**WHAT YOU SHOULD DO**
Below are the records; locate each line with the word "لأستسهلن" and copy it.

**RECORD EXTRACTS**

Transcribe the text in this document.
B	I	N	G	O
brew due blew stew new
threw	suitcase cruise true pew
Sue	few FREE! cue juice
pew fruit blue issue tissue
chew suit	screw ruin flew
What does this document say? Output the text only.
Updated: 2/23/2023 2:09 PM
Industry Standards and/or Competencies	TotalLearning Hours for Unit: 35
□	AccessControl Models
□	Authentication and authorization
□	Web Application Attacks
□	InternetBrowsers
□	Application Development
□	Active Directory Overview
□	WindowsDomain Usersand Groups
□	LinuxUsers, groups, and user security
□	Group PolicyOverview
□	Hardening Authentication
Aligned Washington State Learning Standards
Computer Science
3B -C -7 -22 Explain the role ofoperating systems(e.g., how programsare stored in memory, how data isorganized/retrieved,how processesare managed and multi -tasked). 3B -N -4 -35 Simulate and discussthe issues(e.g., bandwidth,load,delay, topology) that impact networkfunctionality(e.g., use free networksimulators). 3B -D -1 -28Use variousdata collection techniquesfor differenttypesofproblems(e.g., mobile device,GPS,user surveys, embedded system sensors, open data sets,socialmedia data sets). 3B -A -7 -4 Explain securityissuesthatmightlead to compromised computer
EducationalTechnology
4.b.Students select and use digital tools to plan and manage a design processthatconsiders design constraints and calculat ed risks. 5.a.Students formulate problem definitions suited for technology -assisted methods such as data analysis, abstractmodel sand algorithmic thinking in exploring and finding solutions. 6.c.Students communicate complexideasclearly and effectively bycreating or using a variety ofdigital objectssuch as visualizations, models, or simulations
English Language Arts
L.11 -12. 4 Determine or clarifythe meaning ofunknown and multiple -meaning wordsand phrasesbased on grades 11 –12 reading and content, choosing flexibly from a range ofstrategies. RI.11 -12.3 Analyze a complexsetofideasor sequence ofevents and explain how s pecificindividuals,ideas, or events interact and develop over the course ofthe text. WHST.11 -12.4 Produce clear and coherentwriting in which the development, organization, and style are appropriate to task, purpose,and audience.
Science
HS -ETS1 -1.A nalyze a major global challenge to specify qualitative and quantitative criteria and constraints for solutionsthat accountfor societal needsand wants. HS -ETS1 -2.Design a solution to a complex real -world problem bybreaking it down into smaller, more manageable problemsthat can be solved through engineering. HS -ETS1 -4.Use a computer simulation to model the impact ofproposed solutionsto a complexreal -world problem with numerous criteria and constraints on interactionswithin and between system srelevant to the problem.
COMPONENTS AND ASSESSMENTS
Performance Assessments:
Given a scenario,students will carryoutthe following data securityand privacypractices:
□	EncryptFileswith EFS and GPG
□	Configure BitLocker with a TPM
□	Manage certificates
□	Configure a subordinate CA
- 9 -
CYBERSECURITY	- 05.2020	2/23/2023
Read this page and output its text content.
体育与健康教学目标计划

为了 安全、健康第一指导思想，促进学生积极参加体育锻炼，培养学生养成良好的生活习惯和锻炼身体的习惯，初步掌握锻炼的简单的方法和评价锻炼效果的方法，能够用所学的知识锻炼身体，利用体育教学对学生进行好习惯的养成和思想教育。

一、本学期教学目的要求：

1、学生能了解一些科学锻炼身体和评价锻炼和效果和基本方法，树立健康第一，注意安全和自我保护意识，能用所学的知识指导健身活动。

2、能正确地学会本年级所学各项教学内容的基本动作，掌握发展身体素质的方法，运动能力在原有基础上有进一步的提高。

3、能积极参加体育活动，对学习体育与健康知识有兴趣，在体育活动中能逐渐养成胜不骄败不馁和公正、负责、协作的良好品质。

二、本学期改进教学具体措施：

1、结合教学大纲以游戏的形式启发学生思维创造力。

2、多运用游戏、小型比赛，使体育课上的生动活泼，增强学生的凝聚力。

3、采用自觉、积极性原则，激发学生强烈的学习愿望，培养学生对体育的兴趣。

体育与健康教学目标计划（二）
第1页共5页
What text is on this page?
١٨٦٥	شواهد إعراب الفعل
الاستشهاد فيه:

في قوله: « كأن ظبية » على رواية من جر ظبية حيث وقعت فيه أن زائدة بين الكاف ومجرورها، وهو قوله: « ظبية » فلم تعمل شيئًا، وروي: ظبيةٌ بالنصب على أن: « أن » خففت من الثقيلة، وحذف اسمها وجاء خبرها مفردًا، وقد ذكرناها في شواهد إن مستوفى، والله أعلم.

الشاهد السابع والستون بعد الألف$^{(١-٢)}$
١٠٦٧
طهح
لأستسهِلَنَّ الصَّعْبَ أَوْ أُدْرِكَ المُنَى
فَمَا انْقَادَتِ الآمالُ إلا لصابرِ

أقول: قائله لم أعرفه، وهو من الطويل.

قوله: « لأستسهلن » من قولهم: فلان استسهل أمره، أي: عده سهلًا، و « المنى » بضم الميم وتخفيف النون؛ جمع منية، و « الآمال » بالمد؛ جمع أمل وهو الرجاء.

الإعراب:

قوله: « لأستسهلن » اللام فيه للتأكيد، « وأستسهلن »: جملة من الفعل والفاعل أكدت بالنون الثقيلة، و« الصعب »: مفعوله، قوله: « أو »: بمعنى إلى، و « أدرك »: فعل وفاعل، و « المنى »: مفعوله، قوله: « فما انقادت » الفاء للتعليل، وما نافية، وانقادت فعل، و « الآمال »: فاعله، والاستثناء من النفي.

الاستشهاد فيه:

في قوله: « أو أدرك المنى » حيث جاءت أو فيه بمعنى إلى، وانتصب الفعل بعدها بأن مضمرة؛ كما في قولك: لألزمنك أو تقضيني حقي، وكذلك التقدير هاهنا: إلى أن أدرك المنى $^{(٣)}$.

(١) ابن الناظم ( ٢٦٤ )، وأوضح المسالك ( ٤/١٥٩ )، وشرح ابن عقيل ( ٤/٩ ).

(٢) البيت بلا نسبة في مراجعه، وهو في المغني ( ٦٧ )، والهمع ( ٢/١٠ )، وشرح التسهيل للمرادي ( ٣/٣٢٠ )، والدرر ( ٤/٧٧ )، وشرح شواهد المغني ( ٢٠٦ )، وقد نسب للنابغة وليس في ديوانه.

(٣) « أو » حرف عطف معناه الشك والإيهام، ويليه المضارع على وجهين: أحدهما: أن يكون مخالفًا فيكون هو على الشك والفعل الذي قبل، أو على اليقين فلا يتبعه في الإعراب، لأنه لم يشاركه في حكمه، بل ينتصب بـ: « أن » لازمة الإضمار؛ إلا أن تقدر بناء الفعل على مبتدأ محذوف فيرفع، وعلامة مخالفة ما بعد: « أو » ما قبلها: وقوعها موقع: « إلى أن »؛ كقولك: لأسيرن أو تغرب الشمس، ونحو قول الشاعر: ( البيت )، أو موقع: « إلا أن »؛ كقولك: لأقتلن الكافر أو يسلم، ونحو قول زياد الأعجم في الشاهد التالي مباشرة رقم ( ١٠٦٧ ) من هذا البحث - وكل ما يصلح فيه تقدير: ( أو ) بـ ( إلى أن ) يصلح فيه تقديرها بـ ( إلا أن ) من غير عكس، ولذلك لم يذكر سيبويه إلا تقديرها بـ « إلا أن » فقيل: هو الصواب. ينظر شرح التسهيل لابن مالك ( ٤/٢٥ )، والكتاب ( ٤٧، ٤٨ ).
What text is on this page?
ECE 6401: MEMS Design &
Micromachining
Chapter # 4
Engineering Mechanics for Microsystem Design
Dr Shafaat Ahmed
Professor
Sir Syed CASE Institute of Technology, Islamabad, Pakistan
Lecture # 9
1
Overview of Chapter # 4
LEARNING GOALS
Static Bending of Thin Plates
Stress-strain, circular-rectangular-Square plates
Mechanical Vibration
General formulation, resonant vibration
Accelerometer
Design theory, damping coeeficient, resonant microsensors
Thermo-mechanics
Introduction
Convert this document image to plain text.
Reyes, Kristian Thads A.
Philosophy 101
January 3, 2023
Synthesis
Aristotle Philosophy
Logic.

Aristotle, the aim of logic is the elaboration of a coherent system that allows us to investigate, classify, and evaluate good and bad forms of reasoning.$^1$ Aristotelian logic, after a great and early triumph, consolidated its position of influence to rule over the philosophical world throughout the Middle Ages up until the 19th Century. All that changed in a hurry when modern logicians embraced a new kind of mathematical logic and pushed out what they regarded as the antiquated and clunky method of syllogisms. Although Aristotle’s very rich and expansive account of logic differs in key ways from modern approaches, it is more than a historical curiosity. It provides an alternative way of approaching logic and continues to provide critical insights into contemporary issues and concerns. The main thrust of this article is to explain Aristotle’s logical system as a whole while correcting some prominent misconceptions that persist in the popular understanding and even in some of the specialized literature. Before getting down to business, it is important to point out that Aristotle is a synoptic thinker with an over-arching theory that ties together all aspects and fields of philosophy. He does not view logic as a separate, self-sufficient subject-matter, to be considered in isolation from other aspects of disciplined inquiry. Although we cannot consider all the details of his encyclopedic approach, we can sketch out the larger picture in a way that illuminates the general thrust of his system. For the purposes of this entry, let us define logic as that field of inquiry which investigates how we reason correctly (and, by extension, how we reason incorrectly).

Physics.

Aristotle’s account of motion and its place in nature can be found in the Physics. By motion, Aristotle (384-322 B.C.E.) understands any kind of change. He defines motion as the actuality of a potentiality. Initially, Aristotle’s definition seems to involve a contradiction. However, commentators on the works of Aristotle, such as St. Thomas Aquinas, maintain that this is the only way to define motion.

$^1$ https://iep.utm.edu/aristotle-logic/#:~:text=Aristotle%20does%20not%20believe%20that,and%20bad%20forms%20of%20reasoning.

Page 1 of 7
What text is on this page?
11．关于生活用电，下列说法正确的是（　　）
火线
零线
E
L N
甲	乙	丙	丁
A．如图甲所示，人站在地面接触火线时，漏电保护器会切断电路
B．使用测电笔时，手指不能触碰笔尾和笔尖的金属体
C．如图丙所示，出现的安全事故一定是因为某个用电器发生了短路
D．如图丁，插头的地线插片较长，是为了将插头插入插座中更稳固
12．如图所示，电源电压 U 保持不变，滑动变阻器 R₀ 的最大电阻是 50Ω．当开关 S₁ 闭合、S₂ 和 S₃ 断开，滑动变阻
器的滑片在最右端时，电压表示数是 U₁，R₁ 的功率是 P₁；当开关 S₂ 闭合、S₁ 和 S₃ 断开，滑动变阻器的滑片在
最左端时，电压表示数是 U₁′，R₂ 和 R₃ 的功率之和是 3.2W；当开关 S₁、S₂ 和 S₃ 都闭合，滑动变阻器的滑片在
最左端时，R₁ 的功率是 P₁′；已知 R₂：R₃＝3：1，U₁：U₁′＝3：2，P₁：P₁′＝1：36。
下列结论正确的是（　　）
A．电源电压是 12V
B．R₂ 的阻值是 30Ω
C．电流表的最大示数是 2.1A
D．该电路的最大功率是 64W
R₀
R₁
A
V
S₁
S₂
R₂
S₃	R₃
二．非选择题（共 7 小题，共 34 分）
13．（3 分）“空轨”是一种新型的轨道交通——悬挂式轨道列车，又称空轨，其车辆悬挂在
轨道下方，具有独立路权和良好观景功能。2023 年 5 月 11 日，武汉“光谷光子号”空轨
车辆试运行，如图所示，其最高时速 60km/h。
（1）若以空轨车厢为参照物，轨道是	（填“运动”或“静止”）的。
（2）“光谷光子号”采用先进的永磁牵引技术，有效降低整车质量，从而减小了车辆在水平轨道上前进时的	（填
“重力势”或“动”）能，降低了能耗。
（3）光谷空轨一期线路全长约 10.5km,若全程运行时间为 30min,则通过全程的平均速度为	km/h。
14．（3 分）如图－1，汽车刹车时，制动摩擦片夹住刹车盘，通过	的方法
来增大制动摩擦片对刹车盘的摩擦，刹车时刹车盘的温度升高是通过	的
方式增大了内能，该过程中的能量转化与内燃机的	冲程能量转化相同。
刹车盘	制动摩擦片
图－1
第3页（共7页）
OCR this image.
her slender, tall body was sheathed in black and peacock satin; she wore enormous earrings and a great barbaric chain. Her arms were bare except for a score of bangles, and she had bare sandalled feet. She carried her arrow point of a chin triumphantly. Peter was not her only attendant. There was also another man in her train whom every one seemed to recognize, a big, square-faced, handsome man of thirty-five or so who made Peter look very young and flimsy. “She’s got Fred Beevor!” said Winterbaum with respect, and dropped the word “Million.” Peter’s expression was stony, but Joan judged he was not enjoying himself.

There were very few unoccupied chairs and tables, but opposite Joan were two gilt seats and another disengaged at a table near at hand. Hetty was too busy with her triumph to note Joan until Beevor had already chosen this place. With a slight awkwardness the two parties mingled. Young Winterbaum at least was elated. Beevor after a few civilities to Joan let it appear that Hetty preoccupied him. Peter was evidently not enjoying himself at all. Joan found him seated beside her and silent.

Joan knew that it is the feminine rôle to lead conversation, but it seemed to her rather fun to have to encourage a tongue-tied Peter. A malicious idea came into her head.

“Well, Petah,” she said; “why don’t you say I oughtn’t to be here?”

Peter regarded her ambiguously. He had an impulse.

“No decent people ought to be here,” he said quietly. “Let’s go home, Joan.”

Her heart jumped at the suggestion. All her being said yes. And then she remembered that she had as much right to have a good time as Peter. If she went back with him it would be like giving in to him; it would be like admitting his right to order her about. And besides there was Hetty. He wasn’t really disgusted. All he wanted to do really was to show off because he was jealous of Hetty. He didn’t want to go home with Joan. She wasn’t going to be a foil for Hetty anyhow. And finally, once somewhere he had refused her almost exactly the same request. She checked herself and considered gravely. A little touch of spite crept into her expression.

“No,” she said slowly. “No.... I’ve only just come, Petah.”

**THE ANSWER**
قوله: « لأستسهلن » من قولهم: فلان استسهل أمره، أي: عده سهلًا، و « المنى » بضم الميم وتخفيف النون؛ جمع منية، و « الآمال » بالمد؛ جمع أمل وهو الرجاء.
قوله: « لأستسهلن » اللام فيه للتأكيد، « وأستسهلن »: جملة من الفعل والفاعل أكدت بالنون الثقيلة، و« الصعب »: مفعوله، قوله: « أو »: بمعنى إلى، و « أدرك »: فعل وفاعل، و « المنى »: مفعوله، قوله: « فما انقادت » الفاء للتعليل، وما نافية، وانقادت فعل، و « الآمال »: فاعله، والاستثناء من النفي.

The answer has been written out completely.